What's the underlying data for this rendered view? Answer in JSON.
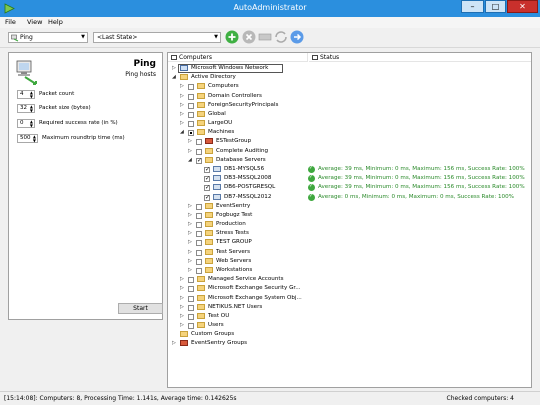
{
  "window": {
    "title": "AutoAdministrator",
    "minimize": "–",
    "maximize": "□",
    "close": "✕"
  },
  "menu": [
    "File",
    "View",
    "Help"
  ],
  "toolbar": {
    "action_select": "Ping",
    "state_select": "<Last State>",
    "icons": [
      "add-icon",
      "remove-icon",
      "properties-icon",
      "run-icon",
      "go-icon"
    ]
  },
  "ping_panel": {
    "title": "Ping",
    "subtitle": "Ping hosts",
    "params": [
      {
        "value": "4",
        "label": "Packet count"
      },
      {
        "value": "32",
        "label": "Packet size (bytes)"
      },
      {
        "value": "0",
        "label": "Required success rate (in %)"
      },
      {
        "value": "500",
        "label": "Maximum roundtrip time (ms)"
      }
    ],
    "start_label": "Start"
  },
  "tree": {
    "col_computers": "Computers",
    "col_status": "Status",
    "nodes": [
      {
        "label": "Microsoft Windows Network",
        "level": 0,
        "expander": "▷",
        "icon": "network",
        "checkbox": "none"
      },
      {
        "label": "Active Directory",
        "level": 0,
        "expander": "◢",
        "icon": "folder",
        "checkbox": "none"
      },
      {
        "label": "Computers",
        "level": 1,
        "expander": "▷",
        "icon": "folder",
        "checkbox": "empty"
      },
      {
        "label": "Domain Controllers",
        "level": 1,
        "expander": "▷",
        "icon": "folder",
        "checkbox": "empty"
      },
      {
        "label": "ForeignSecurityPrincipals",
        "level": 1,
        "expander": "▷",
        "icon": "folder",
        "checkbox": "empty"
      },
      {
        "label": "Global",
        "level": 1,
        "expander": "▷",
        "icon": "folder",
        "checkbox": "empty"
      },
      {
        "label": "LargeOU",
        "level": 1,
        "expander": "▷",
        "icon": "folder",
        "checkbox": "empty"
      },
      {
        "label": "Machines",
        "level": 1,
        "expander": "◢",
        "icon": "folder",
        "checkbox": "partial"
      },
      {
        "label": "ESTestGroup",
        "level": 2,
        "expander": "▷",
        "icon": "group",
        "checkbox": "empty"
      },
      {
        "label": "Complete Auditing",
        "level": 2,
        "expander": "▷",
        "icon": "folder",
        "checkbox": "empty"
      },
      {
        "label": "Database Servers",
        "level": 2,
        "expander": "◢",
        "icon": "folder",
        "checkbox": "checked"
      },
      {
        "label": "DB1-MYSQL56",
        "level": 3,
        "expander": "",
        "icon": "server",
        "checkbox": "checked",
        "status": "Average: 39 ms, Minimum: 0 ms, Maximum: 156 ms, Success Rate: 100%"
      },
      {
        "label": "DB3-MSSQL2008",
        "level": 3,
        "expander": "",
        "icon": "server",
        "checkbox": "checked",
        "status": "Average: 39 ms, Minimum: 0 ms, Maximum: 156 ms, Success Rate: 100%"
      },
      {
        "label": "DB6-POSTGRESQL",
        "level": 3,
        "expander": "",
        "icon": "server",
        "checkbox": "checked",
        "status": "Average: 39 ms, Minimum: 0 ms, Maximum: 156 ms, Success Rate: 100%"
      },
      {
        "label": "DB7-MSSQL2012",
        "level": 3,
        "expander": "",
        "icon": "server",
        "checkbox": "checked",
        "status": "Average: 0 ms, Minimum: 0 ms, Maximum: 0 ms, Success Rate: 100%"
      },
      {
        "label": "EventSentry",
        "level": 2,
        "expander": "▷",
        "icon": "folder",
        "checkbox": "empty"
      },
      {
        "label": "Fogbugz Test",
        "level": 2,
        "expander": "▷",
        "icon": "folder",
        "checkbox": "empty"
      },
      {
        "label": "Production",
        "level": 2,
        "expander": "▷",
        "icon": "folder",
        "checkbox": "empty"
      },
      {
        "label": "Stress Tests",
        "level": 2,
        "expander": "▷",
        "icon": "folder",
        "checkbox": "empty"
      },
      {
        "label": "TEST GROUP",
        "level": 2,
        "expander": "▷",
        "icon": "folder",
        "checkbox": "empty"
      },
      {
        "label": "Test Servers",
        "level": 2,
        "expander": "▷",
        "icon": "folder",
        "checkbox": "empty"
      },
      {
        "label": "Web Servers",
        "level": 2,
        "expander": "▷",
        "icon": "folder",
        "checkbox": "empty"
      },
      {
        "label": "Workstations",
        "level": 2,
        "expander": "▷",
        "icon": "folder",
        "checkbox": "empty"
      },
      {
        "label": "Managed Service Accounts",
        "level": 1,
        "expander": "▷",
        "icon": "folder",
        "checkbox": "empty"
      },
      {
        "label": "Microsoft Exchange Security Gr...",
        "level": 1,
        "expander": "▷",
        "icon": "folder",
        "checkbox": "empty"
      },
      {
        "label": "Microsoft Exchange System Obj...",
        "level": 1,
        "expander": "▷",
        "icon": "folder",
        "checkbox": "empty"
      },
      {
        "label": "NETIKUS.NET Users",
        "level": 1,
        "expander": "▷",
        "icon": "folder",
        "checkbox": "empty"
      },
      {
        "label": "Test OU",
        "level": 1,
        "expander": "▷",
        "icon": "folder",
        "checkbox": "empty"
      },
      {
        "label": "Users",
        "level": 1,
        "expander": "▷",
        "icon": "folder",
        "checkbox": "empty"
      },
      {
        "label": "Custom Groups",
        "level": 0,
        "expander": "",
        "icon": "folder",
        "checkbox": "none"
      },
      {
        "label": "EventSentry Groups",
        "level": 0,
        "expander": "▷",
        "icon": "group",
        "checkbox": "none"
      }
    ]
  },
  "statusbar": {
    "left": "[15:14:08]: Computers: 8, Processing Time: 1.141s, Average time: 0.142625s",
    "right": "Checked computers: 4"
  },
  "colors": {
    "titlebar": "#2b8fde",
    "ok": "#3fa83f",
    "status_text": "#2a8a2a"
  }
}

### [WHAT YOU NEED TO DO]
All of the data above should be quoted exactly, except for the pictures.

### [PROBLEM SOLUTION]
What's the underlying data for this rendered view? Answer in JSON.
{
  "window": {
    "title": "AutoAdministrator",
    "minimize": "–",
    "maximize": "□",
    "close": "✕"
  },
  "menu": [
    "File",
    "View",
    "Help"
  ],
  "toolbar": {
    "action_select": "Ping",
    "state_select": "<Last State>",
    "icons": [
      "add-icon",
      "remove-icon",
      "properties-icon",
      "run-icon",
      "go-icon"
    ]
  },
  "ping_panel": {
    "title": "Ping",
    "subtitle": "Ping hosts",
    "params": [
      {
        "value": "4",
        "label": "Packet count"
      },
      {
        "value": "32",
        "label": "Packet size (bytes)"
      },
      {
        "value": "0",
        "label": "Required success rate (in %)"
      },
      {
        "value": "500",
        "label": "Maximum roundtrip time (ms)"
      }
    ],
    "start_label": "Start"
  },
  "tree": {
    "col_computers": "Computers",
    "col_status": "Status",
    "nodes": [
      {
        "label": "Microsoft Windows Network",
        "level": 0,
        "expander": "▷",
        "icon": "network",
        "checkbox": "none"
      },
      {
        "label": "Active Directory",
        "level": 0,
        "expander": "◢",
        "icon": "folder",
        "checkbox": "none"
      },
      {
        "label": "Computers",
        "level": 1,
        "expander": "▷",
        "icon": "folder",
        "checkbox": "empty"
      },
      {
        "label": "Domain Controllers",
        "level": 1,
        "expander": "▷",
        "icon": "folder",
        "checkbox": "empty"
      },
      {
        "label": "ForeignSecurityPrincipals",
        "level": 1,
        "expander": "▷",
        "icon": "folder",
        "checkbox": "empty"
      },
      {
        "label": "Global",
        "level": 1,
        "expander": "▷",
        "icon": "folder",
        "checkbox": "empty"
      },
      {
        "label": "LargeOU",
        "level": 1,
        "expander": "▷",
        "icon": "folder",
        "checkbox": "empty"
      },
      {
        "label": "Machines",
        "level": 1,
        "expander": "◢",
        "icon": "folder",
        "checkbox": "partial"
      },
      {
        "label": "ESTestGroup",
        "level": 2,
        "expander": "▷",
        "icon": "group",
        "checkbox": "empty"
      },
      {
        "label": "Complete Auditing",
        "level": 2,
        "expander": "▷",
        "icon": "folder",
        "checkbox": "empty"
      },
      {
        "label": "Database Servers",
        "level": 2,
        "expander": "◢",
        "icon": "folder",
        "checkbox": "checked"
      },
      {
        "label": "DB1-MYSQL56",
        "level": 3,
        "expander": "",
        "icon": "server",
        "checkbox": "checked",
        "status": "Average: 39 ms, Minimum: 0 ms, Maximum: 156 ms, Success Rate: 100%"
      },
      {
        "label": "DB3-MSSQL2008",
        "level": 3,
        "expander": "",
        "icon": "server",
        "checkbox": "checked",
        "status": "Average: 39 ms, Minimum: 0 ms, Maximum: 156 ms, Success Rate: 100%"
      },
      {
        "label": "DB6-POSTGRESQL",
        "level": 3,
        "expander": "",
        "icon": "server",
        "checkbox": "checked",
        "status": "Average: 39 ms, Minimum: 0 ms, Maximum: 156 ms, Success Rate: 100%"
      },
      {
        "label": "DB7-MSSQL2012",
        "level": 3,
        "expander": "",
        "icon": "server",
        "checkbox": "checked",
        "status": "Average: 0 ms, Minimum: 0 ms, Maximum: 0 ms, Success Rate: 100%"
      },
      {
        "label": "EventSentry",
        "level": 2,
        "expander": "▷",
        "icon": "folder",
        "checkbox": "empty"
      },
      {
        "label": "Fogbugz Test",
        "level": 2,
        "expander": "▷",
        "icon": "folder",
        "checkbox": "empty"
      },
      {
        "label": "Production",
        "level": 2,
        "expander": "▷",
        "icon": "folder",
        "checkbox": "empty"
      },
      {
        "label": "Stress Tests",
        "level": 2,
        "expander": "▷",
        "icon": "folder",
        "checkbox": "empty"
      },
      {
        "label": "TEST GROUP",
        "level": 2,
        "expander": "▷",
        "icon": "folder",
        "checkbox": "empty"
      },
      {
        "label": "Test Servers",
        "level": 2,
        "expander": "▷",
        "icon": "folder",
        "checkbox": "empty"
      },
      {
        "label": "Web Servers",
        "level": 2,
        "expander": "▷",
        "icon": "folder",
        "checkbox": "empty"
      },
      {
        "label": "Workstations",
        "level": 2,
        "expander": "▷",
        "icon": "folder",
        "checkbox": "empty"
      },
      {
        "label": "Managed Service Accounts",
        "level": 1,
        "expander": "▷",
        "icon": "folder",
        "checkbox": "empty"
      },
      {
        "label": "Microsoft Exchange Security Gr...",
        "level": 1,
        "expander": "▷",
        "icon": "folder",
        "checkbox": "empty"
      },
      {
        "label": "Microsoft Exchange System Obj...",
        "level": 1,
        "expander": "▷",
        "icon": "folder",
        "checkbox": "empty"
      },
      {
        "label": "NETIKUS.NET Users",
        "level": 1,
        "expander": "▷",
        "icon": "folder",
        "checkbox": "empty"
      },
      {
        "label": "Test OU",
        "level": 1,
        "expander": "▷",
        "icon": "folder",
        "checkbox": "empty"
      },
      {
        "label": "Users",
        "level": 1,
        "expander": "▷",
        "icon": "folder",
        "checkbox": "empty"
      },
      {
        "label": "Custom Groups",
        "level": 0,
        "expander": "",
        "icon": "folder",
        "checkbox": "none"
      },
      {
        "label": "EventSentry Groups",
        "level": 0,
        "expander": "▷",
        "icon": "group",
        "checkbox": "none"
      }
    ]
  },
  "statusbar": {
    "left": "[15:14:08]: Computers: 8, Processing Time: 1.141s, Average time: 0.142625s",
    "right": "Checked computers: 4"
  },
  "colors": {
    "titlebar": "#2b8fde",
    "ok": "#3fa83f",
    "status_text": "#2a8a2a"
  }
}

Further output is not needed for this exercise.